SHORT PROBLEM
Restate each of the lines given below, word for word.
= = = = =
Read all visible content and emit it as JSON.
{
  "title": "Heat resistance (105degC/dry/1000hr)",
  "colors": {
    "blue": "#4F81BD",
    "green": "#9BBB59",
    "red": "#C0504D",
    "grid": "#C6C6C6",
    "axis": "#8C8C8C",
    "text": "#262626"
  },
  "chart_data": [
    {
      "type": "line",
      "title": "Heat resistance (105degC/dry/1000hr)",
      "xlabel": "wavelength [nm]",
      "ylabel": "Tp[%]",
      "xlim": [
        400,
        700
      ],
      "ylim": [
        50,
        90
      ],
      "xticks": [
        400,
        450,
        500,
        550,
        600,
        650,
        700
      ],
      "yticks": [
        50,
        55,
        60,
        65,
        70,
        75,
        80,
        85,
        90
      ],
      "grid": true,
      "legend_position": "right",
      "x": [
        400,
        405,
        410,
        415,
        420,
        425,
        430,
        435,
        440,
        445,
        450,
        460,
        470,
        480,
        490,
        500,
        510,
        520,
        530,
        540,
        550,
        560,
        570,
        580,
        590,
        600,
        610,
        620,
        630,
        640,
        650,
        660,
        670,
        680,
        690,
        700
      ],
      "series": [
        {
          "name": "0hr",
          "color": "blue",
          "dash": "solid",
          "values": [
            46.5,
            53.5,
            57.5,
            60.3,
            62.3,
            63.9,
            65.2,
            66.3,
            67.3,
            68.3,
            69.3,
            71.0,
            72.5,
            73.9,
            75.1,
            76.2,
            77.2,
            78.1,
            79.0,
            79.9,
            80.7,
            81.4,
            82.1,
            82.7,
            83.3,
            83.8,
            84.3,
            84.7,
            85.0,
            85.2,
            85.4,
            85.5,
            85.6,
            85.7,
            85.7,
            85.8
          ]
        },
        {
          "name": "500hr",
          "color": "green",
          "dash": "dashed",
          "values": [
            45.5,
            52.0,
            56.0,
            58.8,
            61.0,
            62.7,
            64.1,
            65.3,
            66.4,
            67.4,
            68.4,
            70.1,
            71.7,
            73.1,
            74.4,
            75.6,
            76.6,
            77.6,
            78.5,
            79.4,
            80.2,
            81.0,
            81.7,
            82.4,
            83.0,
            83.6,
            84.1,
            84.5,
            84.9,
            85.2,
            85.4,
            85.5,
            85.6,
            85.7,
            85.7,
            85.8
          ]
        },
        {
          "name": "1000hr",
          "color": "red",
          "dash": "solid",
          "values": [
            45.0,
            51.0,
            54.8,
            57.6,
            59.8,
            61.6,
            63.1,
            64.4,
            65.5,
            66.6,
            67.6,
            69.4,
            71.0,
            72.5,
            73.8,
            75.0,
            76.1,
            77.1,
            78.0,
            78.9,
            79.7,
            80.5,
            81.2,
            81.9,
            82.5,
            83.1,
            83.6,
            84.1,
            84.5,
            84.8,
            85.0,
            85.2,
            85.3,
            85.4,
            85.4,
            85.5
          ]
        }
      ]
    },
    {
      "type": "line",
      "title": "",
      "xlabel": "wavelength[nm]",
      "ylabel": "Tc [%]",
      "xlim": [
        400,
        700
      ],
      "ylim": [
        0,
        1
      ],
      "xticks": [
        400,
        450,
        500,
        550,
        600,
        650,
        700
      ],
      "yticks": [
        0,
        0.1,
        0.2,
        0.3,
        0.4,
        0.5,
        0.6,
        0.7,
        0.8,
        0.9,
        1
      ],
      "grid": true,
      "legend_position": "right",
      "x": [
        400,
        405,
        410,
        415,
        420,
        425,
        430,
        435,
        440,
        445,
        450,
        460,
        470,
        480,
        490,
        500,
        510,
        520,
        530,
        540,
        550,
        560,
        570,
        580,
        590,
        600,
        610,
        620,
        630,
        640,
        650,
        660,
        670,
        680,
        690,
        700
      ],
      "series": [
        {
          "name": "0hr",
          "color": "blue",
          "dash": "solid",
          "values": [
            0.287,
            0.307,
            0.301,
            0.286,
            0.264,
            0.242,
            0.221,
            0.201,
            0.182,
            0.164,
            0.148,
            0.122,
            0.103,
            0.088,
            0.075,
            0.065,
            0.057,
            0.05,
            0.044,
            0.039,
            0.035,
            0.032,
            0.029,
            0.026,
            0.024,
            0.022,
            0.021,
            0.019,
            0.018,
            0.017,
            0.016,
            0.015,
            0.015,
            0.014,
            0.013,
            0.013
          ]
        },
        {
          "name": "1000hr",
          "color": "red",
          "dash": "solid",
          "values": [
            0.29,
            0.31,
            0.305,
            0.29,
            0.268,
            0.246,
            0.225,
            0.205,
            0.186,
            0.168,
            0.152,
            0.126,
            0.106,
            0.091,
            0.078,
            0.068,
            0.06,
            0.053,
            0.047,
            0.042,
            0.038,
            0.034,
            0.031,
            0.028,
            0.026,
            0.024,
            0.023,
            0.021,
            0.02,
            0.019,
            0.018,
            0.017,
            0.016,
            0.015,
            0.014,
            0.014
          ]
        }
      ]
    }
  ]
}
= = = = =
SOLVED EXERCISE
Read all visible content and emit it as JSON.
{
  "title": "Heat resistance (105degC/dry/1000hr)",
  "colors": {
    "blue": "#4F81BD",
    "green": "#9BBB59",
    "red": "#C0504D",
    "grid": "#C6C6C6",
    "axis": "#8C8C8C",
    "text": "#262626"
  },
  "chart_data": [
    {
      "type": "line",
      "title": "Heat resistance (105degC/dry/1000hr)",
      "xlabel": "wavelength [nm]",
      "ylabel": "Tp[%]",
      "xlim": [
        400,
        700
      ],
      "ylim": [
        50,
        90
      ],
      "xticks": [
        400,
        450,
        500,
        550,
        600,
        650,
        700
      ],
      "yticks": [
        50,
        55,
        60,
        65,
        70,
        75,
        80,
        85,
        90
      ],
      "grid": true,
      "legend_position": "right",
      "x": [
        400,
        405,
        410,
        415,
        420,
        425,
        430,
        435,
        440,
        445,
        450,
        460,
        470,
        480,
        490,
        500,
        510,
        520,
        530,
        540,
        550,
        560,
        570,
        580,
        590,
        600,
        610,
        620,
        630,
        640,
        650,
        660,
        670,
        680,
        690,
        700
      ],
      "series": [
        {
          "name": "0hr",
          "color": "blue",
          "dash": "solid",
          "values": [
            46.5,
            53.5,
            57.5,
            60.3,
            62.3,
            63.9,
            65.2,
            66.3,
            67.3,
            68.3,
            69.3,
            71.0,
            72.5,
            73.9,
            75.1,
            76.2,
            77.2,
            78.1,
            79.0,
            79.9,
            80.7,
            81.4,
            82.1,
            82.7,
            83.3,
            83.8,
            84.3,
            84.7,
            85.0,
            85.2,
            85.4,
            85.5,
            85.6,
            85.7,
            85.7,
            85.8
          ]
        },
        {
          "name": "500hr",
          "color": "green",
          "dash": "dashed",
          "values": [
            45.5,
            52.0,
            56.0,
            58.8,
            61.0,
            62.7,
            64.1,
            65.3,
            66.4,
            67.4,
            68.4,
            70.1,
            71.7,
            73.1,
            74.4,
            75.6,
            76.6,
            77.6,
            78.5,
            79.4,
            80.2,
            81.0,
            81.7,
            82.4,
            83.0,
            83.6,
            84.1,
            84.5,
            84.9,
            85.2,
            85.4,
            85.5,
            85.6,
            85.7,
            85.7,
            85.8
          ]
        },
        {
          "name": "1000hr",
          "color": "red",
          "dash": "solid",
          "values": [
            45.0,
            51.0,
            54.8,
            57.6,
            59.8,
            61.6,
            63.1,
            64.4,
            65.5,
            66.6,
            67.6,
            69.4,
            71.0,
            72.5,
            73.8,
            75.0,
            76.1,
            77.1,
            78.0,
            78.9,
            79.7,
            80.5,
            81.2,
            81.9,
            82.5,
            83.1,
            83.6,
            84.1,
            84.5,
            84.8,
            85.0,
            85.2,
            85.3,
            85.4,
            85.4,
            85.5
          ]
        }
      ]
    },
    {
      "type": "line",
      "title": "",
      "xlabel": "wavelength[nm]",
      "ylabel": "Tc [%]",
      "xlim": [
        400,
        700
      ],
      "ylim": [
        0,
        1
      ],
      "xticks": [
        400,
        450,
        500,
        550,
        600,
        650,
        700
      ],
      "yticks": [
        0,
        0.1,
        0.2,
        0.3,
        0.4,
        0.5,
        0.6,
        0.7,
        0.8,
        0.9,
        1
      ],
      "grid": true,
      "legend_position": "right",
      "x": [
        400,
        405,
        410,
        415,
        420,
        425,
        430,
        435,
        440,
        445,
        450,
        460,
        470,
        480,
        490,
        500,
        510,
        520,
        530,
        540,
        550,
        560,
        570,
        580,
        590,
        600,
        610,
        620,
        630,
        640,
        650,
        660,
        670,
        680,
        690,
        700
      ],
      "series": [
        {
          "name": "0hr",
          "color": "blue",
          "dash": "solid",
          "values": [
            0.287,
            0.307,
            0.301,
            0.286,
            0.264,
            0.242,
            0.221,
            0.201,
            0.182,
            0.164,
            0.148,
            0.122,
            0.103,
            0.088,
            0.075,
            0.065,
            0.057,
            0.05,
            0.044,
            0.039,
            0.035,
            0.032,
            0.029,
            0.026,
            0.024,
            0.022,
            0.021,
            0.019,
            0.018,
            0.017,
            0.016,
            0.015,
            0.015,
            0.014,
            0.013,
            0.013
          ]
        },
        {
          "name": "1000hr",
          "color": "red",
          "dash": "solid",
          "values": [
            0.29,
            0.31,
            0.305,
            0.29,
            0.268,
            0.246,
            0.225,
            0.205,
            0.186,
            0.168,
            0.152,
            0.126,
            0.106,
            0.091,
            0.078,
            0.068,
            0.06,
            0.053,
            0.047,
            0.042,
            0.038,
            0.034,
            0.031,
            0.028,
            0.026,
            0.024,
            0.023,
            0.021,
            0.02,
            0.019,
            0.018,
            0.017,
            0.016,
            0.015,
            0.014,
            0.014
          ]
        }
      ]
    }
  ]
}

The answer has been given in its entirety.